• _What you are asked to do_
Find the lines holding the string "five" in the data, then copy all of them.

+===+

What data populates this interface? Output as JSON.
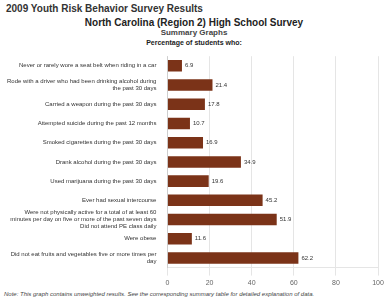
{
  "chart_data": {
    "type": "bar",
    "orientation": "horizontal",
    "header": "2009 Youth Risk Behavior Survey Results",
    "title": "North Carolina (Region 2) High School Survey",
    "subtitle": "Summary Graphs",
    "ylabel": "Percentage of students who:",
    "note": "Note: This graph contains unweighted results. See the corresponding summary table for detailed explanation of data.",
    "categories": [
      "Never or rarely wore a seat belt when riding in a car",
      "Rode with a driver who had been drinking alcohol during\nthe past 30 days",
      "Carried a weapon during the past 30 days",
      "Attempted suicide during the past 12 months",
      "Smoked cigarettes during the past 30 days",
      "Drank alcohol during the past 30 days",
      "Used marijuana during the past 30 days",
      "Ever had sexual intercourse",
      "Were not physically active for a total of at least 60\nminutes per day on five or more of the past seven days\nDid not attend PE class daily",
      "Were obese",
      "Did not eat fruits and vegetables five or more times per\nday"
    ],
    "values": [
      6.9,
      21.4,
      17.8,
      10.7,
      16.9,
      34.9,
      19.6,
      45.2,
      51.9,
      11.6,
      62.2
    ],
    "color": "#7b3318",
    "xlim": [
      0,
      100
    ],
    "xticks": [
      0,
      20,
      40,
      60,
      80,
      100
    ],
    "grid": true,
    "data_labels": true
  }
}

+===+

• _Solution for this exercise_
      "Were not physically active for a total of at least 60\nminutes per day on five or more of the past seven days\nDid not attend PE class daily",
      "Did not eat fruits and vegetables five or more times per\nday"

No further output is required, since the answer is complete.